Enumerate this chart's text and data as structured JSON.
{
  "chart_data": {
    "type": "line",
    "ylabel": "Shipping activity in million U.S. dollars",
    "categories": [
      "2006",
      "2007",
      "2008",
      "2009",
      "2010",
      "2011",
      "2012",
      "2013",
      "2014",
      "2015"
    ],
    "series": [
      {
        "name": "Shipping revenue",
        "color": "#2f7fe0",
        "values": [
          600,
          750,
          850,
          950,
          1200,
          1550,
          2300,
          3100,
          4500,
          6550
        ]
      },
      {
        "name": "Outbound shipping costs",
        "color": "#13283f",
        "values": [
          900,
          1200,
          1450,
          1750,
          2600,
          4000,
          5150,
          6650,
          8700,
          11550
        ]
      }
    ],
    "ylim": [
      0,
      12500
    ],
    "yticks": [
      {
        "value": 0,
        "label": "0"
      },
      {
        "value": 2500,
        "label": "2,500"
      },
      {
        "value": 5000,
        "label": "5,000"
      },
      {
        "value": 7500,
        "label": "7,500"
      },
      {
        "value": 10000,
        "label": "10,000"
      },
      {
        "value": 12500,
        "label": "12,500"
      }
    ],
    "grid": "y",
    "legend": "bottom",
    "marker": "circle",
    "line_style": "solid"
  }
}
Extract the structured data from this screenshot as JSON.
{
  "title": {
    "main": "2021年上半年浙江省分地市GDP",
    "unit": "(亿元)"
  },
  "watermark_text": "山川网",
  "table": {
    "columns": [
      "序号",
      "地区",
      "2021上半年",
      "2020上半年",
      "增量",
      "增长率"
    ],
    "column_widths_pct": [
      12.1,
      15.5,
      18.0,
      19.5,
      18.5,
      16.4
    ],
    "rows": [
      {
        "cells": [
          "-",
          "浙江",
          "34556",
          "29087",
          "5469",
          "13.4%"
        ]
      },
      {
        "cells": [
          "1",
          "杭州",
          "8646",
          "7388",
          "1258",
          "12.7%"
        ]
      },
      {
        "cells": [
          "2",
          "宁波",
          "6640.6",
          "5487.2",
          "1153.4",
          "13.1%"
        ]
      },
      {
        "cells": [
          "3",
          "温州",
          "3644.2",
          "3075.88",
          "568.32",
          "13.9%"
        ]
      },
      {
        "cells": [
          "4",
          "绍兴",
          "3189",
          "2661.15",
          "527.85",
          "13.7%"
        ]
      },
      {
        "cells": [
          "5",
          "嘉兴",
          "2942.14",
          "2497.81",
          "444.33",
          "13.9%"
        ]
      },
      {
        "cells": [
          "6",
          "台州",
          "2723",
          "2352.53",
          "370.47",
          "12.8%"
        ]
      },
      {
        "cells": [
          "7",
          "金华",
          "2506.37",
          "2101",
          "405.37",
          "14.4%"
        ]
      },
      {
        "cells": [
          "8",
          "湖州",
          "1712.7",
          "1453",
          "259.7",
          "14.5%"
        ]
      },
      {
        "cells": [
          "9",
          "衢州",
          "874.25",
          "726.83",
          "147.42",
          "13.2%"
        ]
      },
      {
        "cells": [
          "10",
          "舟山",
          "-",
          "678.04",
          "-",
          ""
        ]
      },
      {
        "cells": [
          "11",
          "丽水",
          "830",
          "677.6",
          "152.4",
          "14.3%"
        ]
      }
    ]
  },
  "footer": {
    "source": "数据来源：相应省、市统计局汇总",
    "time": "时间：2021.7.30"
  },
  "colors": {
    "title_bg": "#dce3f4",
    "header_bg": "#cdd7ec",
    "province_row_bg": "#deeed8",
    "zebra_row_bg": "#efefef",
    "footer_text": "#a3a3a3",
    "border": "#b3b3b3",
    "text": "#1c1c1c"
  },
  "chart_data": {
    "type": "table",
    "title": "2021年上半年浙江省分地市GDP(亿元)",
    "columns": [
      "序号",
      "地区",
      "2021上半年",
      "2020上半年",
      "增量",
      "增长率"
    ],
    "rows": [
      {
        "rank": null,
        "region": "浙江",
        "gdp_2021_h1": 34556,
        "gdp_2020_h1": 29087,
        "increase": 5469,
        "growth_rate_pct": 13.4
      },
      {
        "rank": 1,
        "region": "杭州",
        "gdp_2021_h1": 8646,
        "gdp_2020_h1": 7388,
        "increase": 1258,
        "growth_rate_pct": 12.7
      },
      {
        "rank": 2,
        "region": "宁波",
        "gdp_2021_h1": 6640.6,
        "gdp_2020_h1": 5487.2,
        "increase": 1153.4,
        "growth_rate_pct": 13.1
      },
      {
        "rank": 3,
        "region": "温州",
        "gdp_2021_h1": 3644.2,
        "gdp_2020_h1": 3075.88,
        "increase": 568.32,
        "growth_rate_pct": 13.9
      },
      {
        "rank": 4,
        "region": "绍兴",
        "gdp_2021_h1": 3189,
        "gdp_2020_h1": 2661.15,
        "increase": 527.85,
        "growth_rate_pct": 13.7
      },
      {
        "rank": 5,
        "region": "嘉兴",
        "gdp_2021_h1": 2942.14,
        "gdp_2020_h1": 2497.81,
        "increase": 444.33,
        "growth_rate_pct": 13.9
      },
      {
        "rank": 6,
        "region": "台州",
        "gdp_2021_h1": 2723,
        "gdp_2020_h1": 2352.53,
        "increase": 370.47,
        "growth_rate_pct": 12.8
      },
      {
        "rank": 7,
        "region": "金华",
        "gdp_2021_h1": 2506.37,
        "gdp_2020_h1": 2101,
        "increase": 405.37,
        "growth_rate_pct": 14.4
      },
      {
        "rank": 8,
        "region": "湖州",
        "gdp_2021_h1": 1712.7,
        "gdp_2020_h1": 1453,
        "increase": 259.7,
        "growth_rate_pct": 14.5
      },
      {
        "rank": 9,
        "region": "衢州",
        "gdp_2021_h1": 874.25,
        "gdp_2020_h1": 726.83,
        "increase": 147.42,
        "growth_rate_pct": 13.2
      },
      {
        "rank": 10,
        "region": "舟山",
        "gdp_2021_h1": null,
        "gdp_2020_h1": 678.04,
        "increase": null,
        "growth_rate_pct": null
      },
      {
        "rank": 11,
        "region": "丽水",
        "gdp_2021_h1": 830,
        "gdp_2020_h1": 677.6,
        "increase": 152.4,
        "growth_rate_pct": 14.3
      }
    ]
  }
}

### The exercise
Please output every record, keeping each line exact.

### Task output
Enumerate this chart's text and data as structured JSON.
{
  "chart_data": {
    "type": "line",
    "ylabel": "Shipping activity in million U.S. dollars",
    "categories": [
      "2006",
      "2007",
      "2008",
      "2009",
      "2010",
      "2011",
      "2012",
      "2013",
      "2014",
      "2015"
    ],
    "series": [
      {
        "name": "Shipping revenue",
        "color": "#2f7fe0",
        "values": [
          600,
          750,
          850,
          950,
          1200,
          1550,
          2300,
          3100,
          4500,
          6550
        ]
      },
      {
        "name": "Outbound shipping costs",
        "color": "#13283f",
        "values": [
          900,
          1200,
          1450,
          1750,
          2600,
          4000,
          5150,
          6650,
          8700,
          11550
        ]
      }
    ],
    "ylim": [
      0,
      12500
    ],
    "yticks": [
      {
        "value": 0,
        "label": "0"
      },
      {
        "value": 2500,
        "label": "2,500"
      },
      {
        "value": 5000,
        "label": "5,000"
      },
      {
        "value": 7500,
        "label": "7,500"
      },
      {
        "value": 10000,
        "label": "10,000"
      },
      {
        "value": 12500,
        "label": "12,500"
      }
    ],
    "grid": "y",
    "legend": "bottom",
    "marker": "circle",
    "line_style": "solid"
  }
}
Extract the structured data from this screenshot as JSON.
{
  "title": {
    "main": "2021年上半年浙江省分地市GDP",
    "unit": "(亿元)"
  },
  "watermark_text": "山川网",
  "table": {
    "columns": [
      "序号",
      "地区",
      "2021上半年",
      "2020上半年",
      "增量",
      "增长率"
    ],
    "column_widths_pct": [
      12.1,
      15.5,
      18.0,
      19.5,
      18.5,
      16.4
    ],
    "rows": [
      {
        "cells": [
          "-",
          "浙江",
          "34556",
          "29087",
          "5469",
          "13.4%"
        ]
      },
      {
        "cells": [
          "1",
          "杭州",
          "8646",
          "7388",
          "1258",
          "12.7%"
        ]
      },
      {
        "cells": [
          "2",
          "宁波",
          "6640.6",
          "5487.2",
          "1153.4",
          "13.1%"
        ]
      },
      {
        "cells": [
          "3",
          "温州",
          "3644.2",
          "3075.88",
          "568.32",
          "13.9%"
        ]
      },
      {
        "cells": [
          "4",
          "绍兴",
          "3189",
          "2661.15",
          "527.85",
          "13.7%"
        ]
      },
      {
        "cells": [
          "5",
          "嘉兴",
          "2942.14",
          "2497.81",
          "444.33",
          "13.9%"
        ]
      },
      {
        "cells": [
          "6",
          "台州",
          "2723",
          "2352.53",
          "370.47",
          "12.8%"
        ]
      },
      {
        "cells": [
          "7",
          "金华",
          "2506.37",
          "2101",
          "405.37",
          "14.4%"
        ]
      },
      {
        "cells": [
          "8",
          "湖州",
          "1712.7",
          "1453",
          "259.7",
          "14.5%"
        ]
      },
      {
        "cells": [
          "9",
          "衢州",
          "874.25",
          "726.83",
          "147.42",
          "13.2%"
        ]
      },
      {
        "cells": [
          "10",
          "舟山",
          "-",
          "678.04",
          "-",
          ""
        ]
      },
      {
        "cells": [
          "11",
          "丽水",
          "830",
          "677.6",
          "152.4",
          "14.3%"
        ]
      }
    ]
  },
  "footer": {
    "source": "数据来源：相应省、市统计局汇总",
    "time": "时间：2021.7.30"
  },
  "colors": {
    "title_bg": "#dce3f4",
    "header_bg": "#cdd7ec",
    "province_row_bg": "#deeed8",
    "zebra_row_bg": "#efefef",
    "footer_text": "#a3a3a3",
    "border": "#b3b3b3",
    "text": "#1c1c1c"
  },
  "chart_data": {
    "type": "table",
    "title": "2021年上半年浙江省分地市GDP(亿元)",
    "columns": [
      "序号",
      "地区",
      "2021上半年",
      "2020上半年",
      "增量",
      "增长率"
    ],
    "rows": [
      {
        "rank": null,
        "region": "浙江",
        "gdp_2021_h1": 34556,
        "gdp_2020_h1": 29087,
        "increase": 5469,
        "growth_rate_pct": 13.4
      },
      {
        "rank": 1,
        "region": "杭州",
        "gdp_2021_h1": 8646,
        "gdp_2020_h1": 7388,
        "increase": 1258,
        "growth_rate_pct": 12.7
      },
      {
        "rank": 2,
        "region": "宁波",
        "gdp_2021_h1": 6640.6,
        "gdp_2020_h1": 5487.2,
        "increase": 1153.4,
        "growth_rate_pct": 13.1
      },
      {
        "rank": 3,
        "region": "温州",
        "gdp_2021_h1": 3644.2,
        "gdp_2020_h1": 3075.88,
        "increase": 568.32,
        "growth_rate_pct": 13.9
      },
      {
        "rank": 4,
        "region": "绍兴",
        "gdp_2021_h1": 3189,
        "gdp_2020_h1": 2661.15,
        "increase": 527.85,
        "growth_rate_pct": 13.7
      },
      {
        "rank": 5,
        "region": "嘉兴",
        "gdp_2021_h1": 2942.14,
        "gdp_2020_h1": 2497.81,
        "increase": 444.33,
        "growth_rate_pct": 13.9
      },
      {
        "rank": 6,
        "region": "台州",
        "gdp_2021_h1": 2723,
        "gdp_2020_h1": 2352.53,
        "increase": 370.47,
        "growth_rate_pct": 12.8
      },
      {
        "rank": 7,
        "region": "金华",
        "gdp_2021_h1": 2506.37,
        "gdp_2020_h1": 2101,
        "increase": 405.37,
        "growth_rate_pct": 14.4
      },
      {
        "rank": 8,
        "region": "湖州",
        "gdp_2021_h1": 1712.7,
        "gdp_2020_h1": 1453,
        "increase": 259.7,
        "growth_rate_pct": 14.5
      },
      {
        "rank": 9,
        "region": "衢州",
        "gdp_2021_h1": 874.25,
        "gdp_2020_h1": 726.83,
        "increase": 147.42,
        "growth_rate_pct": 13.2
      },
      {
        "rank": 10,
        "region": "舟山",
        "gdp_2021_h1": null,
        "gdp_2020_h1": 678.04,
        "increase": null,
        "growth_rate_pct": null
      },
      {
        "rank": 11,
        "region": "丽水",
        "gdp_2021_h1": 830,
        "gdp_2020_h1": 677.6,
        "increase": 152.4,
        "growth_rate_pct": 14.3
      }
    ]
  }
}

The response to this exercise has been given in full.